BRANO DA LEGGERE ->
Un approccio nuovo, in questo contesto, merita l'etica animalista. Anche
gli animali, insieme con tutti i viventi, sono creature come noi. In
particolare la nostra attenzione è attratta da quegli animali che ci
assomigliano di più, cioè quelli che sanno soffrire e gioire,
soprattutto i mammiferi (cani, equini, bovini). Dobbiamo chiederci se, ad
esempio, negli allevamenti è assicurato il benessere animale, se in certi
casi lo sfruttamento non sia eccessivo (nel lavoro, nella produzione di
latte e di carne), se gli animali non vengano usati per scopi puramente
utilitaristici senza sufficiente rispetto (nei circhi, nelle
sperimentazioni, nella compagnia).
La concreaturalità vale, ovviamente, con speciale intensità per le
persone. Apparteniamo tutti alla medesima famiglia umana. Questo è
accettato (quasi) da tutti in linea di principio, ma in pratica viviamo in
un mondo scandalosamente e colpevolmente fratturato. Esso avrebbe risorse
(cibo, acqua, salute, istruzione) sufficienti per tutti, ma non le
distribuisce equamente, con gravi conseguenze anche sul versante
dell'etica ecologica. Vi è uno stretto legame tra giustizia ed ecologia.
La povertà strutturale e degradante (non quella evangelica!) di molti
Paesi del Sud del mondo provoca disastri ecologici: inquinamento (ad
esempio, nel delta del fiume Niger), disboscamento delle foreste,
discariche tossiche senza controlli, uso indiscriminato di pesticidi e
insetticidi. Lottare per la giustizia favorisce anche gli equilibri
ambientali.

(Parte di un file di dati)
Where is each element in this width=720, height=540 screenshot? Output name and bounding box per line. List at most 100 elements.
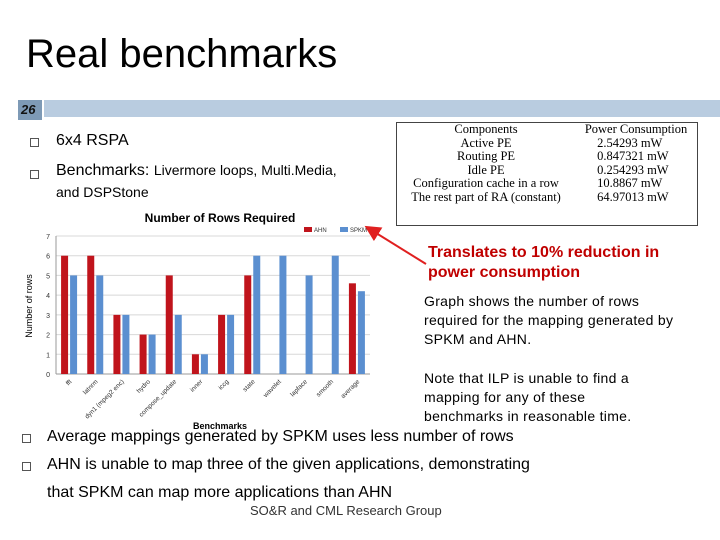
bullet-rspa: 6x4 RSPA: [56, 132, 129, 149]
chart-y-axis-label: Number of rows: [24, 274, 34, 338]
bullet-benchmarks-rest: Livermore loops, Multi.Media,: [153, 162, 337, 178]
chart-title: Number of Rows Required: [145, 211, 296, 225]
bar-spkm: [174, 314, 182, 374]
chart-x-axis-label: Benchmarks: [193, 421, 247, 431]
x-tick-label: fft: [65, 378, 74, 387]
bar-spkm: [96, 275, 104, 374]
x-tick-label: hydro: [136, 378, 153, 395]
bullet-marker: [22, 434, 31, 443]
table-row: The rest part of RA (constant) 64.97013 …: [397, 189, 697, 205]
bar-spkm: [253, 255, 261, 374]
bar-spkm: [331, 255, 339, 374]
bar-spkm: [305, 275, 313, 374]
bar-ahn: [244, 275, 252, 374]
legend-label: SPKM: [350, 228, 367, 234]
callout-line: power consumption: [428, 264, 580, 281]
x-tick-label: average: [340, 378, 362, 400]
bar-spkm: [357, 291, 365, 374]
bar-ahn: [218, 314, 226, 374]
bullet-marker: [30, 138, 39, 147]
y-tick-label: 6: [46, 254, 50, 261]
table-row: Configuration cache in a row 10.8867 mW: [397, 176, 697, 191]
bullet-benchmarks-cont: and DSPStone: [56, 184, 149, 200]
chart-grid: [55, 235, 370, 375]
bar-spkm: [148, 334, 156, 374]
callout-line: Translates to 10% reduction in: [428, 244, 660, 261]
x-tick-label: inner: [189, 378, 205, 394]
chart-bars: [61, 255, 365, 374]
note-line: required for the mapping generated by: [424, 312, 674, 328]
title-rule: [44, 100, 720, 117]
bar-ahn: [113, 314, 121, 374]
note-line: mapping for any of these: [424, 389, 586, 405]
bar-spkm: [122, 314, 130, 374]
x-tick-label: iccg: [217, 378, 230, 391]
chart-y-ticks: 0 1 2 3 4 5 6 7: [46, 234, 50, 379]
y-tick-label: 3: [46, 313, 50, 320]
bar-ahn: [61, 255, 69, 374]
table-cell: Configuration cache in a row: [413, 176, 559, 190]
x-tick-label: smooth: [315, 378, 335, 398]
table-row: Active PE 2.54293 mW: [397, 135, 697, 151]
callout-arrow-icon: [364, 225, 427, 265]
legend-swatch: [340, 227, 348, 232]
bullet-marker: [30, 170, 39, 179]
note-line: Note that ILP is unable to find a: [424, 370, 629, 386]
power-table: Components Power Consumption Active PE 2…: [396, 122, 698, 226]
bullet-ahn-unable-cont: that SPKM can map more applications than…: [47, 484, 393, 501]
table-cell: Active PE: [460, 135, 512, 150]
graph-note: Graph shows the number of rows required …: [424, 292, 673, 349]
bar-spkm: [200, 354, 208, 374]
table-cell: 10.8867 mW: [597, 176, 663, 190]
table-cell: The rest part of RA (constant): [411, 189, 561, 204]
table-cell: 64.97013 mW: [597, 189, 669, 204]
bar-ahn: [191, 354, 199, 374]
slide-number: 26: [21, 102, 36, 117]
bar-spkm: [279, 255, 287, 374]
table-cell: 0.254293 mW: [597, 162, 669, 177]
bullet-marker: [22, 462, 31, 471]
y-tick-label: 1: [46, 352, 50, 359]
bar-spkm: [227, 314, 235, 374]
y-tick-label: 2: [46, 333, 50, 340]
bar-spkm: [70, 275, 78, 374]
y-tick-label: 7: [46, 234, 50, 241]
x-tick-label: latnrm: [82, 378, 100, 396]
slide-title: Real benchmarks: [26, 32, 338, 76]
table-cell: 2.54293 mW: [597, 135, 663, 150]
ilp-note: Note that ILP is unable to find a mappin…: [424, 369, 631, 426]
table-cell: Idle PE: [467, 162, 505, 177]
legend-swatch: [304, 227, 312, 232]
y-tick-label: 4: [46, 293, 50, 300]
table-header: Components: [454, 122, 518, 136]
bullet-ahn-unable: AHN is unable to map three of the given …: [47, 456, 530, 473]
y-tick-label: 5: [46, 273, 50, 280]
table-header: Power Consumption: [584, 122, 688, 136]
chart-legend: AHN SPKM: [304, 227, 367, 234]
bar-ahn: [87, 255, 95, 374]
bullet-benchmarks-prefix: Benchmarks:: [56, 162, 154, 179]
table-row: Routing PE 0.847321 mW: [397, 149, 697, 164]
y-tick-label: 0: [46, 372, 50, 379]
slide-number-badge: [18, 100, 42, 120]
bar-ahn: [348, 283, 356, 374]
legend-label: AHN: [314, 228, 327, 234]
bar-ahn: [139, 334, 147, 374]
table-cell: Routing PE: [457, 149, 516, 163]
x-tick-label: lapface: [289, 378, 309, 398]
bar-ahn: [165, 275, 173, 374]
table-header-row: Components Power Consumption: [397, 122, 697, 137]
rows-required-chart: Number of Rows Required Number of rows B…: [24, 211, 370, 431]
bullet-benchmarks: Benchmarks: Livermore loops, Multi.Media…: [56, 162, 337, 180]
bullet-average-mappings: Average mappings generated by SPKM uses …: [47, 428, 514, 445]
table-row: Idle PE 0.254293 mW: [397, 162, 697, 178]
note-line: SPKM and AHN.: [424, 331, 532, 347]
note-line: benchmarks in reasonable time.: [424, 408, 632, 424]
table-cell: 0.847321 mW: [597, 149, 669, 163]
note-line: Graph shows the number of rows: [424, 293, 640, 309]
x-tick-label: state: [242, 378, 257, 393]
x-tick-label: wavelet: [262, 378, 283, 399]
power-reduction-callout: Translates to 10% reduction in power con…: [428, 243, 659, 283]
footer-text: SO&R and CML Research Group: [250, 503, 442, 518]
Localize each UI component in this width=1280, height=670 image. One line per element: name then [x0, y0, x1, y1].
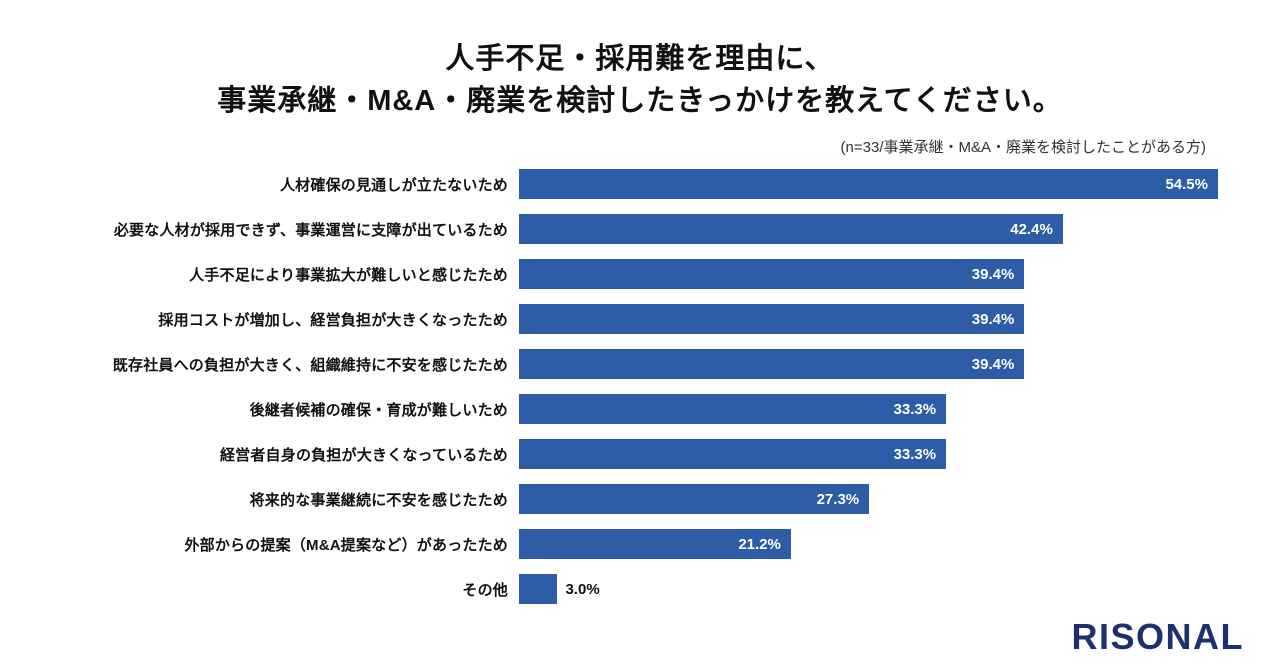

CONSEGNA -> Ricopia dal brano sull'etica ecologica il passo da "Un approccio nuovo, in" a "sperimentazioni, nella compagnia).". Le righe riportate non servono per svolgere l'esercizio.

SOLUZIONE ->
Un approccio nuovo, in questo contesto, merita l'etica animalista. Anche
gli animali, insieme con tutti i viventi, sono creature come noi. In
particolare la nostra attenzione è attratta da quegli animali che ci
assomigliano di più, cioè quelli che sanno soffrire e gioire,
soprattutto i mammiferi (cani, equini, bovini). Dobbiamo chiederci se, ad
esempio, negli allevamenti è assicurato il benessere animale, se in certi
casi lo sfruttamento non sia eccessivo (nel lavoro, nella produzione di
latte e di carne), se gli animali non vengano usati per scopi puramente
utilitaristici senza sufficiente rispetto (nei circhi, nelle
sperimentazioni, nella compagnia).